THE PROBLEM =
Report only the number of lines that hold the word "username".

══ DATASET ENTRIES

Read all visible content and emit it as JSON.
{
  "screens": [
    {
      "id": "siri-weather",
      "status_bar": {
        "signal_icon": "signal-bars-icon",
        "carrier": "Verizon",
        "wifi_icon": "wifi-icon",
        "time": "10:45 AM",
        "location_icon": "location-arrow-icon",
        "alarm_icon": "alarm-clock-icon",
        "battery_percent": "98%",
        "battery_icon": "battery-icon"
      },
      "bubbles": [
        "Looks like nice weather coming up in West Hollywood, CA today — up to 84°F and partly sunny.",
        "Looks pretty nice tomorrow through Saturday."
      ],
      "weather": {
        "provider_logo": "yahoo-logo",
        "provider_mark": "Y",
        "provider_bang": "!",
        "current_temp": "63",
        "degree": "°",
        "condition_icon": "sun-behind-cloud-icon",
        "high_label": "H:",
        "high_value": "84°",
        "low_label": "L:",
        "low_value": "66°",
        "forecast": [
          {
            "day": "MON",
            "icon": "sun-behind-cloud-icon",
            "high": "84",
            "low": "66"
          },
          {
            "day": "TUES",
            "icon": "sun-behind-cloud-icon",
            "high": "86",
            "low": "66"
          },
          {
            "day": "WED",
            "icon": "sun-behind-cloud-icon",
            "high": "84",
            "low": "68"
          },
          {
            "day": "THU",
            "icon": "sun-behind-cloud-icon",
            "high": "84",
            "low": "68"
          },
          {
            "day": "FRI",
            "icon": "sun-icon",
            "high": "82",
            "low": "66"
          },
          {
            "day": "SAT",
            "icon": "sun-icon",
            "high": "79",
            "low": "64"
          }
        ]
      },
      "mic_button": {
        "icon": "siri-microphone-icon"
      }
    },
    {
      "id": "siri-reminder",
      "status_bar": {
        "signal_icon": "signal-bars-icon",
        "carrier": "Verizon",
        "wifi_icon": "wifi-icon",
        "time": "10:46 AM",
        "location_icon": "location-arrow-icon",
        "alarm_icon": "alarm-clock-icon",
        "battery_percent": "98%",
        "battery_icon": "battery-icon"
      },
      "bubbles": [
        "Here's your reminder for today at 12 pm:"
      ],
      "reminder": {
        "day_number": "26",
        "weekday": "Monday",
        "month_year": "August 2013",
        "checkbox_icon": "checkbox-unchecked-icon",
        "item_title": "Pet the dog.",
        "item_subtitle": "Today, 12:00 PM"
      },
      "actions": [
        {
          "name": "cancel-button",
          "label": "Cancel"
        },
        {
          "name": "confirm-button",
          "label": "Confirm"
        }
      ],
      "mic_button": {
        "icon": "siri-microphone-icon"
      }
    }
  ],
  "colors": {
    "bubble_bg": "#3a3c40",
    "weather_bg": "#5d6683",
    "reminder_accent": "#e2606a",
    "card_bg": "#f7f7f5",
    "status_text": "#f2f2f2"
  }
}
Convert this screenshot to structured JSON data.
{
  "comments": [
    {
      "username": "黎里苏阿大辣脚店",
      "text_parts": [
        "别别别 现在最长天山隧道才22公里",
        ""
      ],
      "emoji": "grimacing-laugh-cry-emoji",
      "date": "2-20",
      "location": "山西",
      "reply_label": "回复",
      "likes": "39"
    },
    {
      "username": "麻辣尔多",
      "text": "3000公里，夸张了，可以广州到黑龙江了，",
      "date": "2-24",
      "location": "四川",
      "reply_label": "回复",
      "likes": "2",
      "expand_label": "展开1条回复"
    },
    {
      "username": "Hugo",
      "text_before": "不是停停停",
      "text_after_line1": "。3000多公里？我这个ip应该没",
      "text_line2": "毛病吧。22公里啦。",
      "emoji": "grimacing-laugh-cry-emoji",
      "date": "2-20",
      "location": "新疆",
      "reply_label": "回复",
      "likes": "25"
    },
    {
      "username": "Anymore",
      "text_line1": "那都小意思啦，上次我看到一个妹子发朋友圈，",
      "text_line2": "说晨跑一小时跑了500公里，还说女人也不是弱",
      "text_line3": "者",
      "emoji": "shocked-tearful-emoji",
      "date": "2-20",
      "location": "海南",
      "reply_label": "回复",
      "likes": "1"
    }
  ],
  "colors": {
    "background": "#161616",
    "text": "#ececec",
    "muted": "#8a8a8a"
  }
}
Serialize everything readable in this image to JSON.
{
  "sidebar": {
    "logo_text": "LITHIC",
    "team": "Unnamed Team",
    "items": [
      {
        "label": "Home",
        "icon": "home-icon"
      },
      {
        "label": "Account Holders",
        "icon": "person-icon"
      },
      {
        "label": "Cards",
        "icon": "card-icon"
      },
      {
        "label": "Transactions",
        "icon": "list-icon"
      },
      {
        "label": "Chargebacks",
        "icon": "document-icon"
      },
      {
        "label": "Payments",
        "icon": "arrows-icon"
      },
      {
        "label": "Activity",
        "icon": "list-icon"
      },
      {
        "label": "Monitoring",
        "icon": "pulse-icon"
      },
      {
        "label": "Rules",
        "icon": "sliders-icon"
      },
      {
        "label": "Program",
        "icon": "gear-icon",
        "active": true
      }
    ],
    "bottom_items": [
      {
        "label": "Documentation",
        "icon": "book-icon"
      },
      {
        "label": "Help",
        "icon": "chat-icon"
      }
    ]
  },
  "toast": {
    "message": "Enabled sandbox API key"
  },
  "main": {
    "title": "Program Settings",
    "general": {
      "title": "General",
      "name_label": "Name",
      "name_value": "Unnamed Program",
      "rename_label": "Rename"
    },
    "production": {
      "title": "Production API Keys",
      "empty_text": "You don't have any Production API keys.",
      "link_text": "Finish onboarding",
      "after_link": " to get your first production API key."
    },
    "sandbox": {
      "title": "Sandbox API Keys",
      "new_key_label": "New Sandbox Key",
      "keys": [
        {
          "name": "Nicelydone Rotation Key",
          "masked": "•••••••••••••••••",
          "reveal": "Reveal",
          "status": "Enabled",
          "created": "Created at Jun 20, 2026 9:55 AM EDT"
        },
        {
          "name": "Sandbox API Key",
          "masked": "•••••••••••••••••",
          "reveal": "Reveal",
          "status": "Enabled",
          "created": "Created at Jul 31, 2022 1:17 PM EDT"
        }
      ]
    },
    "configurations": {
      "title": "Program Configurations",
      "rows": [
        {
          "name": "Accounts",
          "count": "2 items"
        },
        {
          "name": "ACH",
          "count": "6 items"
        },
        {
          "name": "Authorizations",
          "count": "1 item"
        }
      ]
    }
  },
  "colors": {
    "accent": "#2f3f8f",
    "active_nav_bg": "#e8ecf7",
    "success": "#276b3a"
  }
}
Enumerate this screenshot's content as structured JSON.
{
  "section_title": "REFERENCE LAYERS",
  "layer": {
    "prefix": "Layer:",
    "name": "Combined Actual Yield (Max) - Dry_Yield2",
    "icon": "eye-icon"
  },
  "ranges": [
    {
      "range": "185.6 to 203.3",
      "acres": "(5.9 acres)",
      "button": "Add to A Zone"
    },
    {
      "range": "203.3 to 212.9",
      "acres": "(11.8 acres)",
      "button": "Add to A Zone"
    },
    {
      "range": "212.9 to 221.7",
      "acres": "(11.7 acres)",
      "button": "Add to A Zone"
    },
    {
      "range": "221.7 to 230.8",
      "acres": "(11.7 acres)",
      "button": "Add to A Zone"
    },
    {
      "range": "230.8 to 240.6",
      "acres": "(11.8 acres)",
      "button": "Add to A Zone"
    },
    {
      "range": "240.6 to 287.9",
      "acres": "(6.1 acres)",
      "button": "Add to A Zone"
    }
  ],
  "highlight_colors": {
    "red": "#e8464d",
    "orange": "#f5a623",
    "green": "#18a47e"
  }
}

════

SOLUTION TO THE EXERCISE =
4